----- SUPPLIED DATA

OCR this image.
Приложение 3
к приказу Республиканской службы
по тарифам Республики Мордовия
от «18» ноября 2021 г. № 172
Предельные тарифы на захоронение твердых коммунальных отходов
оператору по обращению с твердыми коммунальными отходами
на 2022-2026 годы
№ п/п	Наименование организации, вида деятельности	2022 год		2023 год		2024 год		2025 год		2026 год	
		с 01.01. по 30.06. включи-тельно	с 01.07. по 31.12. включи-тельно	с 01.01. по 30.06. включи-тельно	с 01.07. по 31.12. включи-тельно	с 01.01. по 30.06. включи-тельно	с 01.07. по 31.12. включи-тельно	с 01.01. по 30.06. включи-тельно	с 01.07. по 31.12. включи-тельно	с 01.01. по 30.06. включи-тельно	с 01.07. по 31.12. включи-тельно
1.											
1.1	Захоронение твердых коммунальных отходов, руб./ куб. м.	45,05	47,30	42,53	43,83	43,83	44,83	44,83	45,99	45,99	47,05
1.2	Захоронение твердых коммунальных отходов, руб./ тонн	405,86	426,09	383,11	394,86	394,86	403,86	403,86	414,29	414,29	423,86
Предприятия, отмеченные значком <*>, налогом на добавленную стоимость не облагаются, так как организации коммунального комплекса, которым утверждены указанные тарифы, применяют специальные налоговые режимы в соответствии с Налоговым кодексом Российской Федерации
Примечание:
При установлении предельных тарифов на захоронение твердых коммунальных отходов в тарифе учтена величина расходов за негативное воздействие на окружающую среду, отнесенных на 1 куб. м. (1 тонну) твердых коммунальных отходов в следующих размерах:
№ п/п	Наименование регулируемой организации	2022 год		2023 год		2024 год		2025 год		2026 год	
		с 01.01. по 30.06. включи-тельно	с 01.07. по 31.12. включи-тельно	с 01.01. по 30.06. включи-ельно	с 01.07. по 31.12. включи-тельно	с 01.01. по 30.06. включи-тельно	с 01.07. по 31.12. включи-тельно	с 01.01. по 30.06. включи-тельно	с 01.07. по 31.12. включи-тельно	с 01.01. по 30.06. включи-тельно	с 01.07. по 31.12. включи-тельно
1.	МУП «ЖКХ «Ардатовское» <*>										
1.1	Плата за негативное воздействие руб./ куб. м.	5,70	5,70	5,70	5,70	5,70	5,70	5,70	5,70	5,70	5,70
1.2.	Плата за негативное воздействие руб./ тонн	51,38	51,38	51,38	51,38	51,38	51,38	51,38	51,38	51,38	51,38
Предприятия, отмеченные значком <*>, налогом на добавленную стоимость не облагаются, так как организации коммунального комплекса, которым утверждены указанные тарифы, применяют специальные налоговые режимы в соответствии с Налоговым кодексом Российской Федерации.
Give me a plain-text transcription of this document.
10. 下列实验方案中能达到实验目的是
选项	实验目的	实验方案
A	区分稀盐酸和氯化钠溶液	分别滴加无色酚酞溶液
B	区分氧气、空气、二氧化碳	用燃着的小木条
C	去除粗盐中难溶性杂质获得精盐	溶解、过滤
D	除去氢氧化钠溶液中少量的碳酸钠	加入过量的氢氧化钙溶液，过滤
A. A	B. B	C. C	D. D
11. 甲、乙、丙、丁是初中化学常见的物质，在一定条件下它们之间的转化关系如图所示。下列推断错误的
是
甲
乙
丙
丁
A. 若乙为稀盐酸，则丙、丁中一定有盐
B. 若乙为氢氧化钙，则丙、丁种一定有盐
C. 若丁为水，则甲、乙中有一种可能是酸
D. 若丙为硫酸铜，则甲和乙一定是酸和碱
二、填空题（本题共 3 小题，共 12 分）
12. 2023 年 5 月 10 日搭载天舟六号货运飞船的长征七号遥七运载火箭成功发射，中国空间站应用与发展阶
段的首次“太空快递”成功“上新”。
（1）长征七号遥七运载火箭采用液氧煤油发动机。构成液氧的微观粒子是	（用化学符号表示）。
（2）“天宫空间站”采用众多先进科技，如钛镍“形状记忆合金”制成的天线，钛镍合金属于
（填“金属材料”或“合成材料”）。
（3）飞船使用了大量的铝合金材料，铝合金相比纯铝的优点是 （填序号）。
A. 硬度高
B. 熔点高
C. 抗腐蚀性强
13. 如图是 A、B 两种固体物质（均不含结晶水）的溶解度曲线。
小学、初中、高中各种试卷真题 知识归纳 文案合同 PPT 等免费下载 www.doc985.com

----------

Give the material above again, word for word.

OCR this image.
Приложение 3
к приказу Республиканской службы
по тарифам Республики Мордовия
от «18» ноября 2021 г. № 172
Предельные тарифы на захоронение твердых коммунальных отходов
оператору по обращению с твердыми коммунальными отходами
на 2022-2026 годы
№ п/п	Наименование организации, вида деятельности	2022 год		2023 год		2024 год		2025 год		2026 год	
		с 01.01. по 30.06. включи-тельно	с 01.07. по 31.12. включи-тельно	с 01.01. по 30.06. включи-тельно	с 01.07. по 31.12. включи-тельно	с 01.01. по 30.06. включи-тельно	с 01.07. по 31.12. включи-тельно	с 01.01. по 30.06. включи-тельно	с 01.07. по 31.12. включи-тельно	с 01.01. по 30.06. включи-тельно	с 01.07. по 31.12. включи-тельно
1.											
1.1	Захоронение твердых коммунальных отходов, руб./ куб. м.	45,05	47,30	42,53	43,83	43,83	44,83	44,83	45,99	45,99	47,05
1.2	Захоронение твердых коммунальных отходов, руб./ тонн	405,86	426,09	383,11	394,86	394,86	403,86	403,86	414,29	414,29	423,86
Предприятия, отмеченные значком <*>, налогом на добавленную стоимость не облагаются, так как организации коммунального комплекса, которым утверждены указанные тарифы, применяют специальные налоговые режимы в соответствии с Налоговым кодексом Российской Федерации
Примечание:
При установлении предельных тарифов на захоронение твердых коммунальных отходов в тарифе учтена величина расходов за негативное воздействие на окружающую среду, отнесенных на 1 куб. м. (1 тонну) твердых коммунальных отходов в следующих размерах:
№ п/п	Наименование регулируемой организации	2022 год		2023 год		2024 год		2025 год		2026 год	
		с 01.01. по 30.06. включи-тельно	с 01.07. по 31.12. включи-тельно	с 01.01. по 30.06. включи-ельно	с 01.07. по 31.12. включи-тельно	с 01.01. по 30.06. включи-тельно	с 01.07. по 31.12. включи-тельно	с 01.01. по 30.06. включи-тельно	с 01.07. по 31.12. включи-тельно	с 01.01. по 30.06. включи-тельно	с 01.07. по 31.12. включи-тельно
1.	МУП «ЖКХ «Ардатовское» <*>										
1.1	Плата за негативное воздействие руб./ куб. м.	5,70	5,70	5,70	5,70	5,70	5,70	5,70	5,70	5,70	5,70
1.2.	Плата за негативное воздействие руб./ тонн	51,38	51,38	51,38	51,38	51,38	51,38	51,38	51,38	51,38	51,38
Предприятия, отмеченные значком <*>, налогом на добавленную стоимость не облагаются, так как организации коммунального комплекса, которым утверждены указанные тарифы, применяют специальные налоговые режимы в соответствии с Налоговым кодексом Российской Федерации.
Give me a plain-text transcription of this document.
10. 下列实验方案中能达到实验目的是
选项	实验目的	实验方案
A	区分稀盐酸和氯化钠溶液	分别滴加无色酚酞溶液
B	区分氧气、空气、二氧化碳	用燃着的小木条
C	去除粗盐中难溶性杂质获得精盐	溶解、过滤
D	除去氢氧化钠溶液中少量的碳酸钠	加入过量的氢氧化钙溶液，过滤
A. A	B. B	C. C	D. D
11. 甲、乙、丙、丁是初中化学常见的物质，在一定条件下它们之间的转化关系如图所示。下列推断错误的
是
甲
乙
丙
丁
A. 若乙为稀盐酸，则丙、丁中一定有盐
B. 若乙为氢氧化钙，则丙、丁种一定有盐
C. 若丁为水，则甲、乙中有一种可能是酸
D. 若丙为硫酸铜，则甲和乙一定是酸和碱
二、填空题（本题共 3 小题，共 12 分）
12. 2023 年 5 月 10 日搭载天舟六号货运飞船的长征七号遥七运载火箭成功发射，中国空间站应用与发展阶
段的首次“太空快递”成功“上新”。
（1）长征七号遥七运载火箭采用液氧煤油发动机。构成液氧的微观粒子是	（用化学符号表示）。
（2）“天宫空间站”采用众多先进科技，如钛镍“形状记忆合金”制成的天线，钛镍合金属于
（填“金属材料”或“合成材料”）。
（3）飞船使用了大量的铝合金材料，铝合金相比纯铝的优点是 （填序号）。
A. 硬度高
B. 熔点高
C. 抗腐蚀性强
13. 如图是 A、B 两种固体物质（均不含结晶水）的溶解度曲线。
小学、初中、高中各种试卷真题 知识归纳 文案合同 PPT 等免费下载 www.doc985.com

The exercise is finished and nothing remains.